Textabschnitt
■ ■ ■ ■ ■ ■ ■

# Öffenlicher Bereich > Expat Forum / Auswanderer > Hausbau in Thailand >  Mauerbau

## schiene

Im Juni haben wir beschlossen um das Grundstück auf welchem unser Haus steht eine Mauer bauen lassen.Hauptgünde sind das niemand mehr einfach so über das Grundstück läuft und
fremde Hunde alles vollscheißen.Auch möchte ich später eigene Hunde halten welche sich nur auf dem Grundstück aufhalten sollen.
Auf der Strassenseite soll es wie am Tor weitergeführt werden,also eine Mischung aus Zaun und Mauer.



An den Seiten soll eine geschlossene Mauer mit 1,70 Meter hin.
Die Rückseite des Grundstückes ist etwas abfallend und die Mauer soll da 1,80 Meter hoch werden.Da unser Haus ja auf einen erhöten Sockel gebaut ist wird immer noch genügend Luftdurchzug da sein.
Da ein Thai auf einer Seite nicht zur Familie gehört und alle der Meinung sind das er sich über Jahre hinweg immer mehr von unserem Land angeeignet hat muss das Grundstück neu vermessen werden
bevor der Bau der Mauer beginnen kann.Auf Nachfrage beim zuständigen Amt wurde meiner Frau gesagt das eine Landvermessung erst in ca. einem Jahr möglich wäre da sie zu viel Aufträge haben.

Aber wie es der Zufall will  ::   liegt genau vom zuständigen Amt gegenüber ein privates Landvermessungsbüro mit staatl.Lizenz welche gegen Geld den Auftrag gleich ausführen würde.





Die Vermessung sollte am 10 .7.Vormittags statt finden.Der Preis dafür war hoch,sehr sehr hoch wie ich meine....18.000 Bth 
Einen Tag vor der Vermessung riefen sie an dass es erst am 17.07.2015 klappt.Eigentlich wollten wir bei der Vermessung dabei sein aber am 17. sind wir
schon wieder in Deutschland.Naja, muss halt jemand aus der Familie dabei bleiben.

■ ■ ■ ■ ■ ■ ■

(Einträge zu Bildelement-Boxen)
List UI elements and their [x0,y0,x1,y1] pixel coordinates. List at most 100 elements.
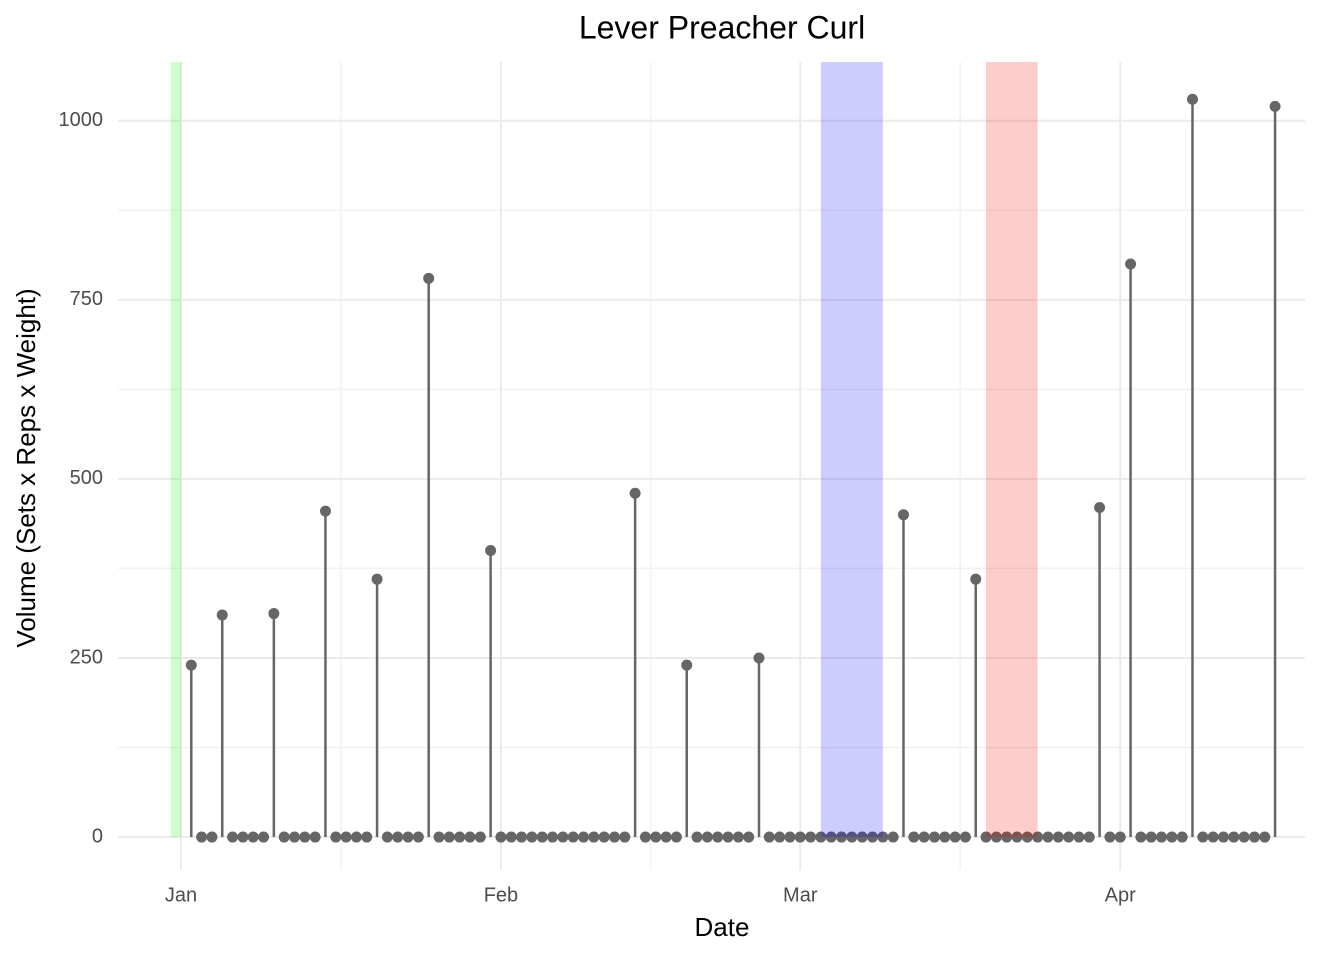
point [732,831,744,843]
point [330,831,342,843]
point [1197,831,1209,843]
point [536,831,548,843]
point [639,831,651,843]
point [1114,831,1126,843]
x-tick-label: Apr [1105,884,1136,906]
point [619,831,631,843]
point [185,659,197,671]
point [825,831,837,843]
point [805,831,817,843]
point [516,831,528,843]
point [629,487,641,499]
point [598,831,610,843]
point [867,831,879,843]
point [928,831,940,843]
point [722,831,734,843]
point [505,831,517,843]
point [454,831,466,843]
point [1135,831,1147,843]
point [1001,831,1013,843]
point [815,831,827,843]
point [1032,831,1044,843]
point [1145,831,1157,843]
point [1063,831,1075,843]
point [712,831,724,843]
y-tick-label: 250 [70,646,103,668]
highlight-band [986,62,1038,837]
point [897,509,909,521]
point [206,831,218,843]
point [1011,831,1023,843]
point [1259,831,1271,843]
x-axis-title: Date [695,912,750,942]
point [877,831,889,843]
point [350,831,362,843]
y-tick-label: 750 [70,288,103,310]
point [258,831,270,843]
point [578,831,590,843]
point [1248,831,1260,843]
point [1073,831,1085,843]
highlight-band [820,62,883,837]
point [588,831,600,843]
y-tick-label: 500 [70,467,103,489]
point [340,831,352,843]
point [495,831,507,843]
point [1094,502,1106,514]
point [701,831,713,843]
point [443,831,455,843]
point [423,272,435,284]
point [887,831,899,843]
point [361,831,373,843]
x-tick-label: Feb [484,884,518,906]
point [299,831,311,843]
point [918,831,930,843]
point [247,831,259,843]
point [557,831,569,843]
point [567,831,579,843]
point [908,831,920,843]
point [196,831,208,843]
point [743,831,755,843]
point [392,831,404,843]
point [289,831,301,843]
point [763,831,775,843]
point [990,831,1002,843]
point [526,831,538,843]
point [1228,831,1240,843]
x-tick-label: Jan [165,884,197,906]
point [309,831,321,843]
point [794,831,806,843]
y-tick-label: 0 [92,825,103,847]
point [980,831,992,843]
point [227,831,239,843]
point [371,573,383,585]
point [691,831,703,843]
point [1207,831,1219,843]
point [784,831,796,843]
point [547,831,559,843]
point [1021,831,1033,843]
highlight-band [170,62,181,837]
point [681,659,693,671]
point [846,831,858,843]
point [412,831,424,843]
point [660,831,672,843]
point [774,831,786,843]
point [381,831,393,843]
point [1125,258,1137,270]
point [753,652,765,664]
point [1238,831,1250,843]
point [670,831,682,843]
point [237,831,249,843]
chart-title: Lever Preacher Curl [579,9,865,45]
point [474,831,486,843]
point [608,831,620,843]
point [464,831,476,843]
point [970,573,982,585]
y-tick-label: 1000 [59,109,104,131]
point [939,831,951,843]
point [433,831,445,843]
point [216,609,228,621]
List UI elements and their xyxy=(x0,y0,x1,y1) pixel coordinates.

■ ■ ■ ■ ■ ■ ■

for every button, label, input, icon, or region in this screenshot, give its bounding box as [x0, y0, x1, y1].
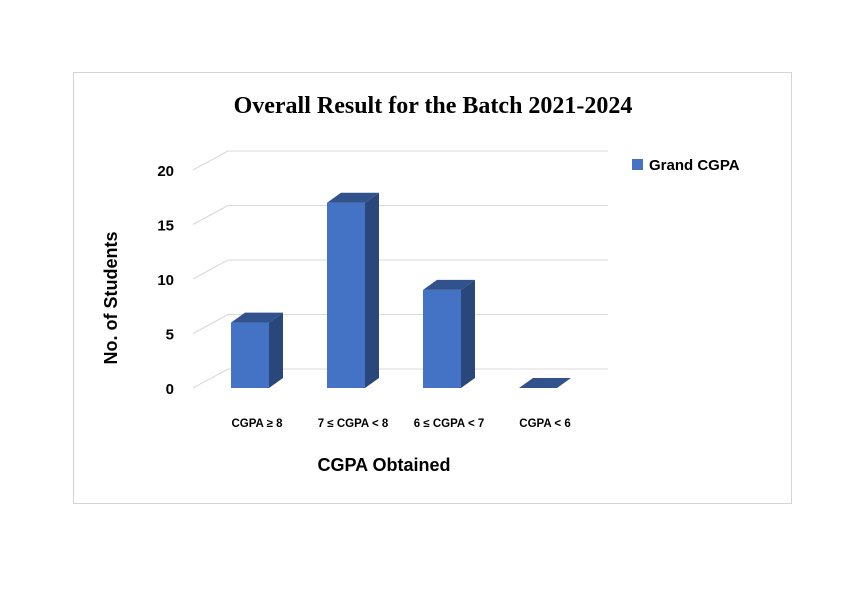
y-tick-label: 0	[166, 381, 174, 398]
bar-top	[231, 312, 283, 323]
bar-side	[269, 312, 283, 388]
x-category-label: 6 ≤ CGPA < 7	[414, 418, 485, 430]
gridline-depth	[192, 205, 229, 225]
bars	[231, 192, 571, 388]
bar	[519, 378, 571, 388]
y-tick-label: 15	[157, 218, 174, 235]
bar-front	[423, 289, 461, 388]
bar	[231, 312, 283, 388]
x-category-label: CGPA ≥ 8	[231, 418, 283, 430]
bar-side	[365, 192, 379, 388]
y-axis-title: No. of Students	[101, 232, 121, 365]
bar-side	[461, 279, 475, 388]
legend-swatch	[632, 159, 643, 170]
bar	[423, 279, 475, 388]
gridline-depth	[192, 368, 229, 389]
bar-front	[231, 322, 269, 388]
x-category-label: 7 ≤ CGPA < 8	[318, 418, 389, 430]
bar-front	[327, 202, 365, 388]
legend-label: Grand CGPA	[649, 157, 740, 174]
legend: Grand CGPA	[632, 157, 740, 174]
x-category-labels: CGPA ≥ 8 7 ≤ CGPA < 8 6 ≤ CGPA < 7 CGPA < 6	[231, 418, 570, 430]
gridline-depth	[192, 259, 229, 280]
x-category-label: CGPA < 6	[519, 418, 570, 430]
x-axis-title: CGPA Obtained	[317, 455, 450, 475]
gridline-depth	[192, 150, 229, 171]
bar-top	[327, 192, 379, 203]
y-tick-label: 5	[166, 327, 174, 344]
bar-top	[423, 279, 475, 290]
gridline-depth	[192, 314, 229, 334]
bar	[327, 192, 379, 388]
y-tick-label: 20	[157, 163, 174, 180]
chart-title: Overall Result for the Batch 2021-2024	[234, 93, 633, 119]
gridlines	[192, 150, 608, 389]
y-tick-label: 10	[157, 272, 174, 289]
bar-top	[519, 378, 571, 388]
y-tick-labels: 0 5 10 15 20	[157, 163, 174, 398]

■ ■ ■ ■ ■ ■ ■

Zu erledigen
**A.** Wie hoch soll die Mauer laut dem Forenbeitrag zum Mauerbau an der Rückseite des Grundstücks werden?
**B.** Stimmen diese Aussagen mit dem Forenbeitrag zum Mauerbau überein? Gib zu jeder ja oder nein an und zitiere die ausschlaggebenden Worte: (i) Die Vermessung war ursprünglich für den 17.07.2015 angesetzt. (ii) Beim zuständigen Amt wäre eine Vermessung erst in etwa einem Jahr möglich gewesen. (iii) Die Vermessung kostete 18.000 Bth.
Die Einträge sind hierfür ohne Belang.

Lösungen
**A.** 1,80 Meter.

**B.**
(i) Nein: „Die Vermessung sollte am 10 .7.Vormittags statt finden.“
(ii) Ja: „eine Landvermessung erst in ca. einem Jahr möglich wäre“
(iii) Ja: „Der Preis dafür war hoch,sehr sehr hoch wie ich meine....18.000 Bth“